Task description | Exclude the pictures and reproduce the remaining data exactly as written.

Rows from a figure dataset

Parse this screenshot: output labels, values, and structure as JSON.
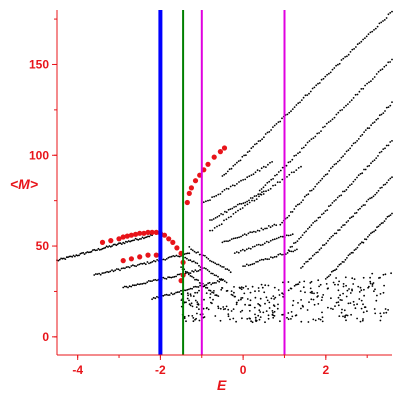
{
  "chart_data": {
    "type": "scatter",
    "title": "",
    "xlabel": "E",
    "ylabel": "<M>",
    "xlim": [
      -4.5,
      3.6
    ],
    "ylim": [
      -10,
      180
    ],
    "xticks": [
      -4,
      -2,
      0,
      2
    ],
    "xtick_labels": [
      "-4",
      "-2",
      "0",
      "2"
    ],
    "yticks": [
      0,
      50,
      100,
      150
    ],
    "ytick_labels": [
      "0",
      "50",
      "100",
      "150"
    ],
    "grid": false,
    "legend": "none",
    "axis_color": "#e8141a",
    "vertical_lines": [
      {
        "x": -2.0,
        "color": "#0000ff",
        "style": "thick"
      },
      {
        "x": -1.45,
        "color": "#008000",
        "style": "thin"
      },
      {
        "x": -1.0,
        "color": "#e000e0",
        "style": "thin"
      },
      {
        "x": 1.0,
        "color": "#e000e0",
        "style": "thin"
      }
    ],
    "series": [
      {
        "color": "#000000",
        "marker": "small-dot",
        "curves": [
          {
            "x0": -4.5,
            "y0": 42,
            "x1": -2.2,
            "y1": 56,
            "n": 70
          },
          {
            "x0": -3.6,
            "y0": 34,
            "x1": -1.3,
            "y1": 46,
            "n": 60
          },
          {
            "x0": -2.9,
            "y0": 27,
            "x1": -1.0,
            "y1": 37,
            "n": 50
          },
          {
            "x0": -2.2,
            "y0": 21,
            "x1": -0.5,
            "y1": 31,
            "n": 45
          },
          {
            "x0": -0.5,
            "y0": 88,
            "x1": 3.6,
            "y1": 179,
            "n": 95
          },
          {
            "x0": 0.4,
            "y0": 80,
            "x1": 3.6,
            "y1": 153,
            "n": 70
          },
          {
            "x0": 0.9,
            "y0": 62,
            "x1": 3.6,
            "y1": 129,
            "n": 65
          },
          {
            "x0": 1.1,
            "y0": 48,
            "x1": 3.6,
            "y1": 108,
            "n": 60
          },
          {
            "x0": 1.4,
            "y0": 38,
            "x1": 3.6,
            "y1": 88,
            "n": 55
          },
          {
            "x0": 2.0,
            "y0": 32,
            "x1": 3.6,
            "y1": 68,
            "n": 45
          },
          {
            "x0": -1.0,
            "y0": 73,
            "x1": 0.7,
            "y1": 96,
            "n": 35
          },
          {
            "x0": -0.8,
            "y0": 64,
            "x1": 0.5,
            "y1": 80,
            "n": 30
          },
          {
            "x0": -0.8,
            "y0": 58,
            "x1": 1.4,
            "y1": 94,
            "n": 40
          },
          {
            "x0": -0.5,
            "y0": 52,
            "x1": 0.8,
            "y1": 62,
            "n": 30
          },
          {
            "x0": -0.2,
            "y0": 46,
            "x1": 1.2,
            "y1": 57,
            "n": 30
          },
          {
            "x0": 0.0,
            "y0": 39,
            "x1": 1.3,
            "y1": 48,
            "n": 30
          },
          {
            "x0": -1.5,
            "y0": 38,
            "x1": -0.6,
            "y1": 22,
            "n": 25
          },
          {
            "x0": -1.4,
            "y0": 44,
            "x1": -0.4,
            "y1": 30,
            "n": 25
          },
          {
            "x0": -1.3,
            "y0": 49,
            "x1": -0.3,
            "y1": 36,
            "n": 25
          }
        ],
        "cloud": {
          "x0": -1.5,
          "x1": 3.6,
          "y0": 8,
          "y1": 36,
          "n": 340
        }
      },
      {
        "color": "#e8141a",
        "marker": "large-dot",
        "points": [
          [
            -3.4,
            52
          ],
          [
            -3.2,
            53
          ],
          [
            -3.0,
            54
          ],
          [
            -2.9,
            55
          ],
          [
            -2.8,
            55.5
          ],
          [
            -2.7,
            56
          ],
          [
            -2.6,
            56.5
          ],
          [
            -2.5,
            57
          ],
          [
            -2.4,
            57
          ],
          [
            -2.3,
            57.5
          ],
          [
            -2.2,
            57.5
          ],
          [
            -2.1,
            57.5
          ],
          [
            -2.0,
            57
          ],
          [
            -1.9,
            56
          ],
          [
            -1.8,
            54
          ],
          [
            -1.7,
            52
          ],
          [
            -1.6,
            49
          ],
          [
            -1.5,
            46
          ],
          [
            -1.45,
            41
          ],
          [
            -1.45,
            34
          ],
          [
            -1.5,
            31
          ],
          [
            -1.35,
            74
          ],
          [
            -1.3,
            79
          ],
          [
            -1.25,
            82
          ],
          [
            -1.15,
            86
          ],
          [
            -1.05,
            89
          ],
          [
            -0.95,
            92
          ],
          [
            -0.85,
            95
          ],
          [
            -0.7,
            99
          ],
          [
            -0.55,
            102
          ],
          [
            -0.45,
            104
          ],
          [
            -2.9,
            42
          ],
          [
            -2.7,
            43
          ],
          [
            -2.5,
            44
          ],
          [
            -2.3,
            45
          ],
          [
            -2.1,
            45
          ]
        ]
      }
    ]
  }
}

Task result |
Parse this screenshot: output labels, values, and structure as JSON.
{
  "chart_data": {
    "type": "scatter",
    "title": "",
    "xlabel": "E",
    "ylabel": "<M>",
    "xlim": [
      -4.5,
      3.6
    ],
    "ylim": [
      -10,
      180
    ],
    "xticks": [
      -4,
      -2,
      0,
      2
    ],
    "xtick_labels": [
      "-4",
      "-2",
      "0",
      "2"
    ],
    "yticks": [
      0,
      50,
      100,
      150
    ],
    "ytick_labels": [
      "0",
      "50",
      "100",
      "150"
    ],
    "grid": false,
    "legend": "none",
    "axis_color": "#e8141a",
    "vertical_lines": [
      {
        "x": -2.0,
        "color": "#0000ff",
        "style": "thick"
      },
      {
        "x": -1.45,
        "color": "#008000",
        "style": "thin"
      },
      {
        "x": -1.0,
        "color": "#e000e0",
        "style": "thin"
      },
      {
        "x": 1.0,
        "color": "#e000e0",
        "style": "thin"
      }
    ],
    "series": [
      {
        "color": "#000000",
        "marker": "small-dot",
        "curves": [
          {
            "x0": -4.5,
            "y0": 42,
            "x1": -2.2,
            "y1": 56,
            "n": 70
          },
          {
            "x0": -3.6,
            "y0": 34,
            "x1": -1.3,
            "y1": 46,
            "n": 60
          },
          {
            "x0": -2.9,
            "y0": 27,
            "x1": -1.0,
            "y1": 37,
            "n": 50
          },
          {
            "x0": -2.2,
            "y0": 21,
            "x1": -0.5,
            "y1": 31,
            "n": 45
          },
          {
            "x0": -0.5,
            "y0": 88,
            "x1": 3.6,
            "y1": 179,
            "n": 95
          },
          {
            "x0": 0.4,
            "y0": 80,
            "x1": 3.6,
            "y1": 153,
            "n": 70
          },
          {
            "x0": 0.9,
            "y0": 62,
            "x1": 3.6,
            "y1": 129,
            "n": 65
          },
          {
            "x0": 1.1,
            "y0": 48,
            "x1": 3.6,
            "y1": 108,
            "n": 60
          },
          {
            "x0": 1.4,
            "y0": 38,
            "x1": 3.6,
            "y1": 88,
            "n": 55
          },
          {
            "x0": 2.0,
            "y0": 32,
            "x1": 3.6,
            "y1": 68,
            "n": 45
          },
          {
            "x0": -1.0,
            "y0": 73,
            "x1": 0.7,
            "y1": 96,
            "n": 35
          },
          {
            "x0": -0.8,
            "y0": 64,
            "x1": 0.5,
            "y1": 80,
            "n": 30
          },
          {
            "x0": -0.8,
            "y0": 58,
            "x1": 1.4,
            "y1": 94,
            "n": 40
          },
          {
            "x0": -0.5,
            "y0": 52,
            "x1": 0.8,
            "y1": 62,
            "n": 30
          },
          {
            "x0": -0.2,
            "y0": 46,
            "x1": 1.2,
            "y1": 57,
            "n": 30
          },
          {
            "x0": 0.0,
            "y0": 39,
            "x1": 1.3,
            "y1": 48,
            "n": 30
          },
          {
            "x0": -1.5,
            "y0": 38,
            "x1": -0.6,
            "y1": 22,
            "n": 25
          },
          {
            "x0": -1.4,
            "y0": 44,
            "x1": -0.4,
            "y1": 30,
            "n": 25
          },
          {
            "x0": -1.3,
            "y0": 49,
            "x1": -0.3,
            "y1": 36,
            "n": 25
          }
        ],
        "cloud": {
          "x0": -1.5,
          "x1": 3.6,
          "y0": 8,
          "y1": 36,
          "n": 340
        }
      },
      {
        "color": "#e8141a",
        "marker": "large-dot",
        "points": [
          [
            -3.4,
            52
          ],
          [
            -3.2,
            53
          ],
          [
            -3.0,
            54
          ],
          [
            -2.9,
            55
          ],
          [
            -2.8,
            55.5
          ],
          [
            -2.7,
            56
          ],
          [
            -2.6,
            56.5
          ],
          [
            -2.5,
            57
          ],
          [
            -2.4,
            57
          ],
          [
            -2.3,
            57.5
          ],
          [
            -2.2,
            57.5
          ],
          [
            -2.1,
            57.5
          ],
          [
            -2.0,
            57
          ],
          [
            -1.9,
            56
          ],
          [
            -1.8,
            54
          ],
          [
            -1.7,
            52
          ],
          [
            -1.6,
            49
          ],
          [
            -1.5,
            46
          ],
          [
            -1.45,
            41
          ],
          [
            -1.45,
            34
          ],
          [
            -1.5,
            31
          ],
          [
            -1.35,
            74
          ],
          [
            -1.3,
            79
          ],
          [
            -1.25,
            82
          ],
          [
            -1.15,
            86
          ],
          [
            -1.05,
            89
          ],
          [
            -0.95,
            92
          ],
          [
            -0.85,
            95
          ],
          [
            -0.7,
            99
          ],
          [
            -0.55,
            102
          ],
          [
            -0.45,
            104
          ],
          [
            -2.9,
            42
          ],
          [
            -2.7,
            43
          ],
          [
            -2.5,
            44
          ],
          [
            -2.3,
            45
          ],
          [
            -2.1,
            45
          ]
        ]
      }
    ]
  }
}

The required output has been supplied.